##### Data for this exercise #####

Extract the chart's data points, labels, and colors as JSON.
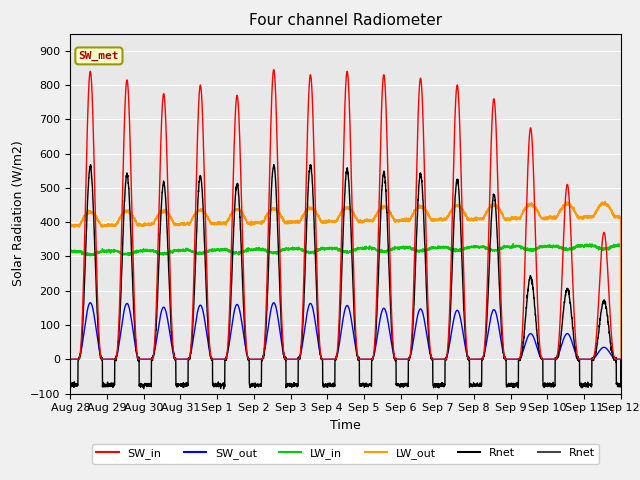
{
  "title": "Four channel Radiometer",
  "xlabel": "Time",
  "ylabel": "Solar Radiation (W/m2)",
  "ylim": [
    -100,
    950
  ],
  "n_days": 15,
  "fig_facecolor": "#f0f0f0",
  "ax_facecolor": "#e8e8e8",
  "annotation_text": "SW_met",
  "annotation_bg": "#ffffcc",
  "annotation_border": "#999900",
  "annotation_text_color": "#aa0000",
  "tick_labels": [
    "Aug 28",
    "Aug 29",
    "Aug 30",
    "Aug 31",
    "Sep 1",
    "Sep 2",
    "Sep 3",
    "Sep 4",
    "Sep 5",
    "Sep 6",
    "Sep 7",
    "Sep 8",
    "Sep 9",
    "Sep 10",
    "Sep 11",
    "Sep 12"
  ],
  "SW_in_peaks": [
    840,
    815,
    775,
    800,
    770,
    845,
    830,
    840,
    830,
    820,
    800,
    760,
    675,
    510,
    370
  ],
  "SW_out_peaks": [
    165,
    163,
    152,
    158,
    160,
    165,
    163,
    157,
    149,
    147,
    143,
    145,
    75,
    75,
    35
  ],
  "LW_in_base": 315,
  "LW_in_trend": 1.2,
  "LW_out_base": 390,
  "LW_out_trend": 1.8,
  "Rnet_peaks": [
    560,
    540,
    515,
    535,
    510,
    565,
    565,
    555,
    545,
    540,
    525,
    480,
    240,
    205,
    170
  ],
  "night_rnet": -75,
  "sw_in_color": "#ff0000",
  "sw_out_color": "#0000ff",
  "lw_in_color": "#00cc00",
  "lw_out_color": "#ff9900",
  "rnet_color": "#000000",
  "rnet2_color": "#444444",
  "grid_color": "#ffffff",
  "yticks": [
    -100,
    0,
    100,
    200,
    300,
    400,
    500,
    600,
    700,
    800,
    900
  ]
}
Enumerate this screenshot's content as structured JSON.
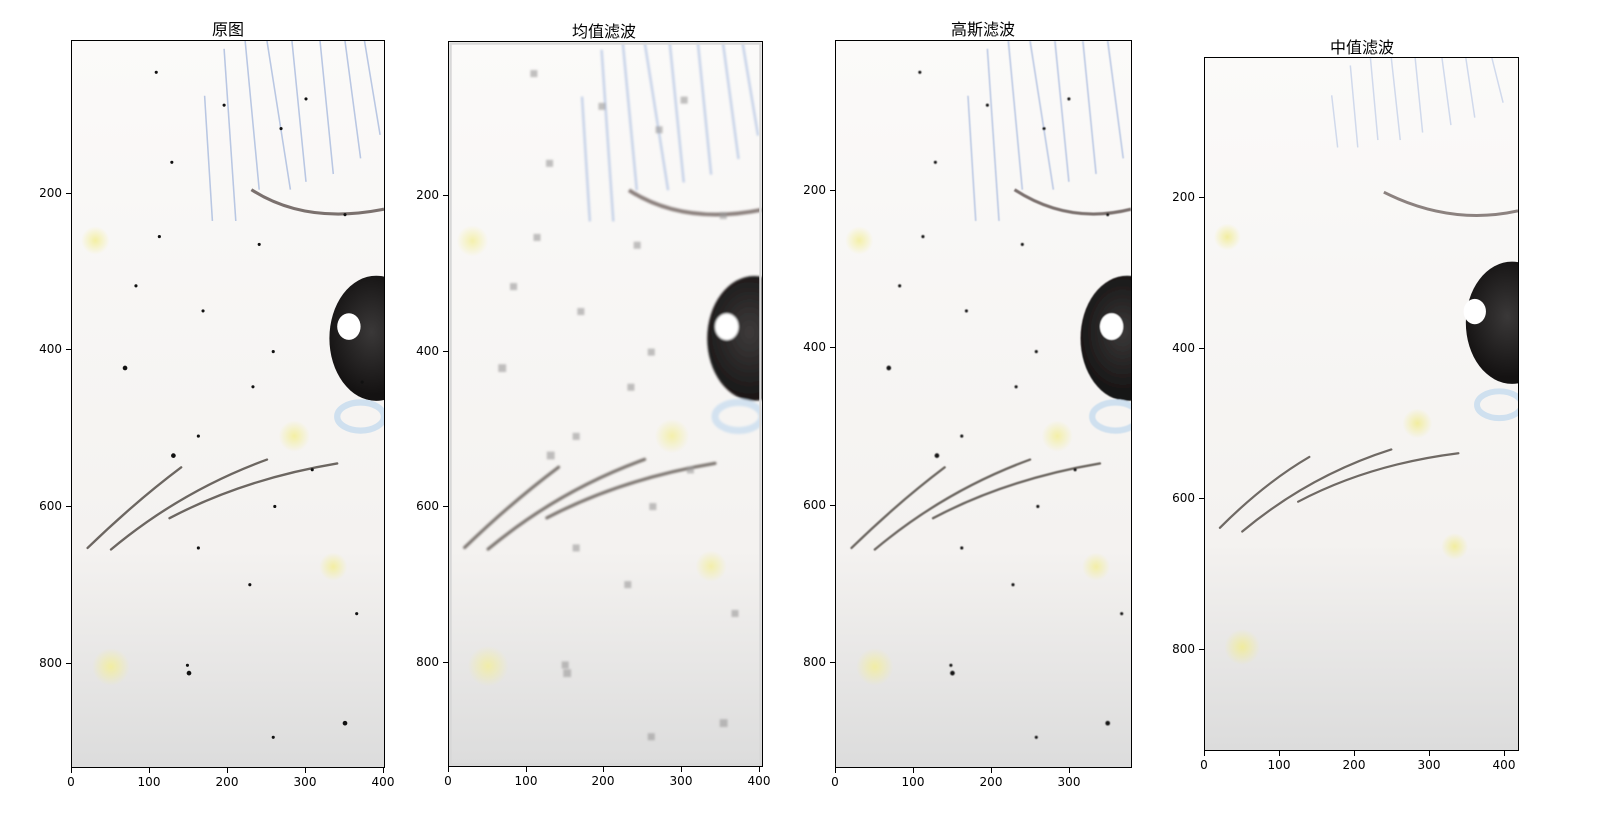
{
  "panels": [
    {
      "title": "原图",
      "x_ticks": [
        "0",
        "100",
        "200",
        "300",
        "400"
      ],
      "y_ticks": [
        "200",
        "400",
        "600",
        "800"
      ],
      "image_variant": "original-noisy"
    },
    {
      "title": "均值滤波",
      "x_ticks": [
        "0",
        "100",
        "200",
        "300",
        "400"
      ],
      "y_ticks": [
        "200",
        "400",
        "600",
        "800"
      ],
      "image_variant": "mean-filtered"
    },
    {
      "title": "高斯滤波",
      "x_ticks": [
        "0",
        "100",
        "200",
        "300"
      ],
      "y_ticks": [
        "200",
        "400",
        "600",
        "800"
      ],
      "image_variant": "gaussian-filtered"
    },
    {
      "title": "中值滤波",
      "x_ticks": [
        "0",
        "100",
        "200",
        "300",
        "400"
      ],
      "y_ticks": [
        "200",
        "400",
        "600",
        "800"
      ],
      "image_variant": "median-filtered"
    }
  ],
  "colors": {
    "background": "#f7f5f3",
    "eye": "#1e1c1c",
    "blue_lines": "#aebfe0",
    "pencil": "#6c6661",
    "glow": "#f5f0a0"
  }
}
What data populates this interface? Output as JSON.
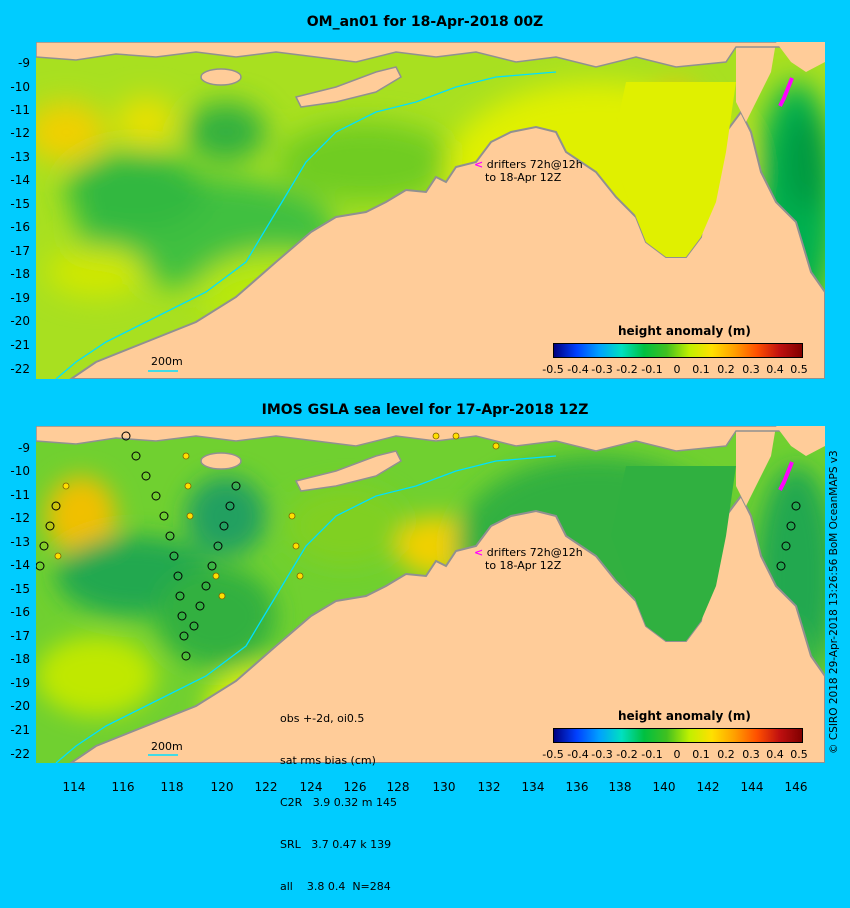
{
  "top_panel": {
    "title": "OM_an01 for 18-Apr-2018 00Z",
    "drifters_note_line1": "drifters 72h@12h",
    "drifters_note_line2": "to 18-Apr 12Z",
    "isobath_label": "200m",
    "colorbar_title": "height anomaly (m)"
  },
  "bottom_panel": {
    "title": "IMOS GSLA sea level  for 17-Apr-2018 12Z",
    "drifters_note_line1": "drifters 72h@12h",
    "drifters_note_line2": "to 18-Apr 12Z",
    "isobath_label": "200m",
    "colorbar_title": "height anomaly (m)",
    "stats": {
      "line1": "obs +-2d, oi0.5",
      "line2": "sat rms bias (cm)",
      "line3": "C2R   3.9 0.32 m 145",
      "line4": "SRL   3.7 0.47 k 139",
      "line5": "all    3.8 0.4  N=284"
    }
  },
  "colorbar": {
    "labels": [
      "-0.5",
      "-0.4",
      "-0.3",
      "-0.2",
      "-0.1",
      "0",
      "0.1",
      "0.2",
      "0.3",
      "0.4",
      "0.5"
    ],
    "colors": [
      "#000080",
      "#0040ff",
      "#00a0ff",
      "#00e0c0",
      "#00c040",
      "#40c020",
      "#c0f000",
      "#ffe000",
      "#ffa000",
      "#ff5000",
      "#c01010",
      "#800000"
    ]
  },
  "axes": {
    "y_ticks": [
      "-9",
      "-10",
      "-11",
      "-12",
      "-13",
      "-14",
      "-15",
      "-16",
      "-17",
      "-18",
      "-19",
      "-20",
      "-21",
      "-22"
    ],
    "x_ticks": [
      "114",
      "116",
      "118",
      "120",
      "122",
      "124",
      "126",
      "128",
      "130",
      "132",
      "134",
      "136",
      "138",
      "140",
      "142",
      "144",
      "146"
    ]
  },
  "credit": "© CSIRO 2018  29-Apr-2018 13:26:56 BoM OceanMAPS v3",
  "colors": {
    "background": "#00ccff",
    "land": "#ffcc99",
    "coast_shelf": "#999999",
    "drifter": "#ff00ff",
    "isobath": "#00e0ff"
  }
}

#####

### [Work instructions]
All of the records need repeating exactly, except for the pictures.

### [Exercise output]
Extract the chart's data points, labels, and colors as JSON.
{
  "title": "Four channel Radiometer",
  "xlabel": "Time",
  "ylabel": "Solar Radiation (W/m2)",
  "ylim": [
    -100,
    950
  ],
  "n_days": 15,
  "fig_facecolor": "#f0f0f0",
  "ax_facecolor": "#e8e8e8",
  "annotation_text": "SW_met",
  "annotation_bg": "#ffffcc",
  "annotation_border": "#999900",
  "annotation_text_color": "#aa0000",
  "tick_labels": [
    "Aug 28",
    "Aug 29",
    "Aug 30",
    "Aug 31",
    "Sep 1",
    "Sep 2",
    "Sep 3",
    "Sep 4",
    "Sep 5",
    "Sep 6",
    "Sep 7",
    "Sep 8",
    "Sep 9",
    "Sep 10",
    "Sep 11",
    "Sep 12"
  ],
  "SW_in_peaks": [
    840,
    815,
    775,
    800,
    770,
    845,
    830,
    840,
    830,
    820,
    800,
    760,
    675,
    510,
    370
  ],
  "SW_out_peaks": [
    165,
    163,
    152,
    158,
    160,
    165,
    163,
    157,
    149,
    147,
    143,
    145,
    75,
    75,
    35
  ],
  "LW_in_base": 315,
  "LW_in_trend": 1.2,
  "LW_out_base": 390,
  "LW_out_trend": 1.8,
  "Rnet_peaks": [
    560,
    540,
    515,
    535,
    510,
    565,
    565,
    555,
    545,
    540,
    525,
    480,
    240,
    205,
    170
  ],
  "night_rnet": -75,
  "sw_in_color": "#ff0000",
  "sw_out_color": "#0000ff",
  "lw_in_color": "#00cc00",
  "lw_out_color": "#ff9900",
  "rnet_color": "#000000",
  "rnet2_color": "#444444",
  "grid_color": "#ffffff",
  "yticks": [
    -100,
    0,
    100,
    200,
    300,
    400,
    500,
    600,
    700,
    800,
    900
  ]
}
Enumerate this screenshot's content as structured JSON.
{
  "panels": [
    {
      "title": "原图",
      "x_ticks": [
        "0",
        "100",
        "200",
        "300",
        "400"
      ],
      "y_ticks": [
        "200",
        "400",
        "600",
        "800"
      ],
      "image_variant": "original-noisy"
    },
    {
      "title": "均值滤波",
      "x_ticks": [
        "0",
        "100",
        "200",
        "300",
        "400"
      ],
      "y_ticks": [
        "200",
        "400",
        "600",
        "800"
      ],
      "image_variant": "mean-filtered"
    },
    {
      "title": "高斯滤波",
      "x_ticks": [
        "0",
        "100",
        "200",
        "300"
      ],
      "y_ticks": [
        "200",
        "400",
        "600",
        "800"
      ],
      "image_variant": "gaussian-filtered"
    },
    {
      "title": "中值滤波",
      "x_ticks": [
        "0",
        "100",
        "200",
        "300",
        "400"
      ],
      "y_ticks": [
        "200",
        "400",
        "600",
        "800"
      ],
      "image_variant": "median-filtered"
    }
  ],
  "colors": {
    "background": "#f7f5f3",
    "eye": "#1e1c1c",
    "blue_lines": "#aebfe0",
    "pencil": "#6c6661",
    "glow": "#f5f0a0"
  }
}
What data populates this interface? Output as JSON.
{
  "top_panel": {
    "title": "OM_an01 for 18-Apr-2018 00Z",
    "drifters_note_line1": "drifters 72h@12h",
    "drifters_note_line2": "to 18-Apr 12Z",
    "isobath_label": "200m",
    "colorbar_title": "height anomaly (m)"
  },
  "bottom_panel": {
    "title": "IMOS GSLA sea level  for 17-Apr-2018 12Z",
    "drifters_note_line1": "drifters 72h@12h",
    "drifters_note_line2": "to 18-Apr 12Z",
    "isobath_label": "200m",
    "colorbar_title": "height anomaly (m)",
    "stats": {
      "line1": "obs +-2d, oi0.5",
      "line2": "sat rms bias (cm)",
      "line3": "C2R   3.9 0.32 m 145",
      "line4": "SRL   3.7 0.47 k 139",
      "line5": "all    3.8 0.4  N=284"
    }
  },
  "colorbar": {
    "labels": [
      "-0.5",
      "-0.4",
      "-0.3",
      "-0.2",
      "-0.1",
      "0",
      "0.1",
      "0.2",
      "0.3",
      "0.4",
      "0.5"
    ],
    "colors": [
      "#000080",
      "#0040ff",
      "#00a0ff",
      "#00e0c0",
      "#00c040",
      "#40c020",
      "#c0f000",
      "#ffe000",
      "#ffa000",
      "#ff5000",
      "#c01010",
      "#800000"
    ]
  },
  "axes": {
    "y_ticks": [
      "-9",
      "-10",
      "-11",
      "-12",
      "-13",
      "-14",
      "-15",
      "-16",
      "-17",
      "-18",
      "-19",
      "-20",
      "-21",
      "-22"
    ],
    "x_ticks": [
      "114",
      "116",
      "118",
      "120",
      "122",
      "124",
      "126",
      "128",
      "130",
      "132",
      "134",
      "136",
      "138",
      "140",
      "142",
      "144",
      "146"
    ]
  },
  "credit": "© CSIRO 2018  29-Apr-2018 13:26:56 BoM OceanMAPS v3",
  "colors": {
    "background": "#00ccff",
    "land": "#ffcc99",
    "coast_shelf": "#999999",
    "drifter": "#ff00ff",
    "isobath": "#00e0ff"
  }
}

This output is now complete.